#### Input for this task ####

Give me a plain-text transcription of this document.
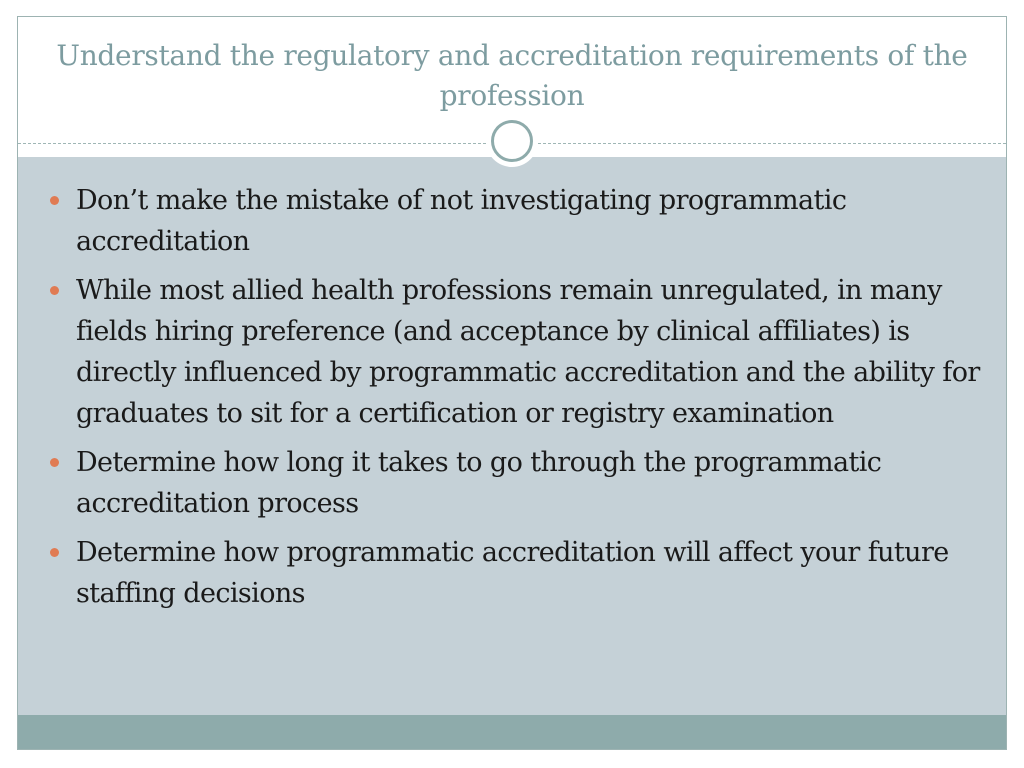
Understand the regulatory and accreditation requirements of the profession
Don’t make the mistake of not investigating programmatic accreditation
While most allied health professions remain unregulated, in many fields hiring preference (and acceptance by clinical affiliates) is directly influenced by programmatic accreditation and the ability for graduates to sit for a certification or registry examination
Determine how long it takes to go through the programmatic accreditation process
Determine how programmatic accreditation will affect your future staffing decisions
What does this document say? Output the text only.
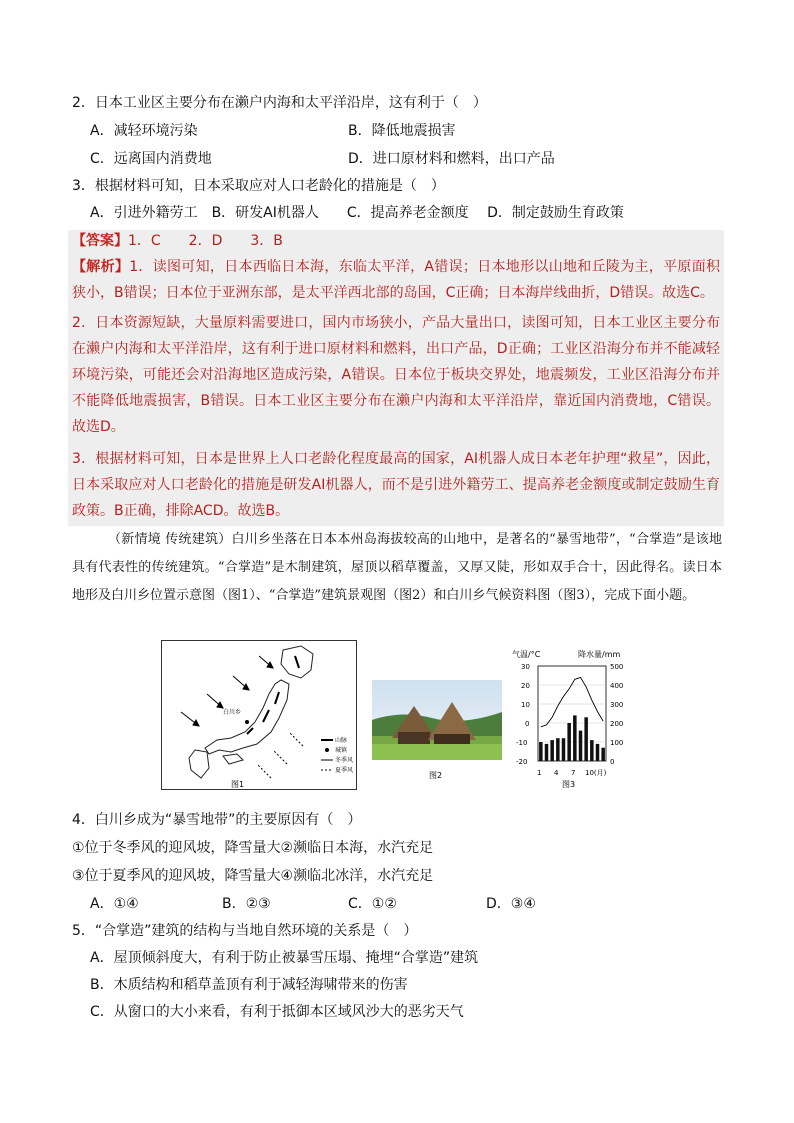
2．日本工业区主要分布在濑户内海和太平洋沿岸，这有利于（　）
A．减轻环境污染	B．降低地震损害
C．远离国内消费地	D．进口原材料和燃料，出口产品
3．根据材料可知，日本采取应对人口老龄化的措施是（　）
A．引进外籍劳工　B．研发AI机器人　　C．提高养老金额度　 D．制定鼓励生育政策
【答案】1．C　　2．D　　3．B
【解析】1．读图可知，日本西临日本海，东临太平洋，A错误；日本地形以山地和丘陵为主，平原面积狭小，B错误；日本位于亚洲东部，是太平洋西北部的岛国，C正确；日本海岸线曲折，D错误。故选C。
2．日本资源短缺，大量原料需要进口，国内市场狭小，产品大量出口，读图可知，日本工业区主要分布在濑户内海和太平洋沿岸，这有利于进口原材料和燃料，出口产品，D正确；工业区沿海分布并不能减轻环境污染，可能还会对沿海地区造成污染，A错误。日本位于板块交界处，地震频发，工业区沿海分布并不能降低地震损害，B错误。日本工业区主要分布在濑户内海和太平洋沿岸，靠近国内消费地，C错误。故选D。
3．根据材料可知，日本是世界上人口老龄化程度最高的国家，AI机器人成日本老年护理“救星”，因此，日本采取应对人口老龄化的措施是研发AI机器人，而不是引进外籍劳工、提高养老金额度或制定鼓励生育政策。B正确，排除ACD。故选B。
（新情境 传统建筑）白川乡坐落在日本本州岛海拔较高的山地中，是著名的“暴雪地带”，“合掌造”是该地具有代表性的传统建筑。“合掌造”是木制建筑，屋顶以稻草覆盖，又厚又陡，形如双手合十，因此得名。读日本地形及白川乡位置示意图（图1）、“合掌造”建筑景观图（图2）和白川乡气候资料图（图3），完成下面小题。
白川乡
山脉
城镇
冬季风
夏季风
图1
图2
气温/°C	降水量/mm
30
20
10
0
-10
-20
500
400
300
200
100
0
1 4 7 10(月)
图3
4．白川乡成为“暴雪地带”的主要原因有（　）
①位于冬季风的迎风坡，降雪量大②濒临日本海，水汽充足
③位于夏季风的迎风坡，降雪量大④濒临北冰洋，水汽充足
A．①④	B．②③	C．①②	D．③④
5．“合掌造”建筑的结构与当地自然环境的关系是（　）
A．屋顶倾斜度大，有利于防止被暴雪压塌、掩埋“合掌造”建筑
B．木质结构和稻草盖顶有利于减轻海啸带来的伤害
C．从窗口的大小来看，有利于抵御本区域风沙大的恶劣天气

####

* **Work to be completed**
Beginning with the line that contains "What does this" and ending with the last line of the data above, output those lines exactly and nothing more, without any pictures.

* **Task result**
What does this document say? Output the text only.
2．日本工业区主要分布在濑户内海和太平洋沿岸，这有利于（　）
A．减轻环境污染	B．降低地震损害
C．远离国内消费地	D．进口原材料和燃料，出口产品
3．根据材料可知，日本采取应对人口老龄化的措施是（　）
A．引进外籍劳工　B．研发AI机器人　　C．提高养老金额度　 D．制定鼓励生育政策
【答案】1．C　　2．D　　3．B
【解析】1．读图可知，日本西临日本海，东临太平洋，A错误；日本地形以山地和丘陵为主，平原面积狭小，B错误；日本位于亚洲东部，是太平洋西北部的岛国，C正确；日本海岸线曲折，D错误。故选C。
2．日本资源短缺，大量原料需要进口，国内市场狭小，产品大量出口，读图可知，日本工业区主要分布在濑户内海和太平洋沿岸，这有利于进口原材料和燃料，出口产品，D正确；工业区沿海分布并不能减轻环境污染，可能还会对沿海地区造成污染，A错误。日本位于板块交界处，地震频发，工业区沿海分布并不能降低地震损害，B错误。日本工业区主要分布在濑户内海和太平洋沿岸，靠近国内消费地，C错误。故选D。
3．根据材料可知，日本是世界上人口老龄化程度最高的国家，AI机器人成日本老年护理“救星”，因此，日本采取应对人口老龄化的措施是研发AI机器人，而不是引进外籍劳工、提高养老金额度或制定鼓励生育政策。B正确，排除ACD。故选B。
（新情境 传统建筑）白川乡坐落在日本本州岛海拔较高的山地中，是著名的“暴雪地带”，“合掌造”是该地具有代表性的传统建筑。“合掌造”是木制建筑，屋顶以稻草覆盖，又厚又陡，形如双手合十，因此得名。读日本地形及白川乡位置示意图（图1）、“合掌造”建筑景观图（图2）和白川乡气候资料图（图3），完成下面小题。
白川乡
山脉
城镇
冬季风
夏季风
图1
图2
气温/°C	降水量/mm
30
20
10
0
-10
-20
500
400
300
200
100
0
1 4 7 10(月)
图3
4．白川乡成为“暴雪地带”的主要原因有（　）
①位于冬季风的迎风坡，降雪量大②濒临日本海，水汽充足
③位于夏季风的迎风坡，降雪量大④濒临北冰洋，水汽充足
A．①④	B．②③	C．①②	D．③④
5．“合掌造”建筑的结构与当地自然环境的关系是（　）
A．屋顶倾斜度大，有利于防止被暴雪压塌、掩埋“合掌造”建筑
B．木质结构和稻草盖顶有利于减轻海啸带来的伤害
C．从窗口的大小来看，有利于抵御本区域风沙大的恶劣天气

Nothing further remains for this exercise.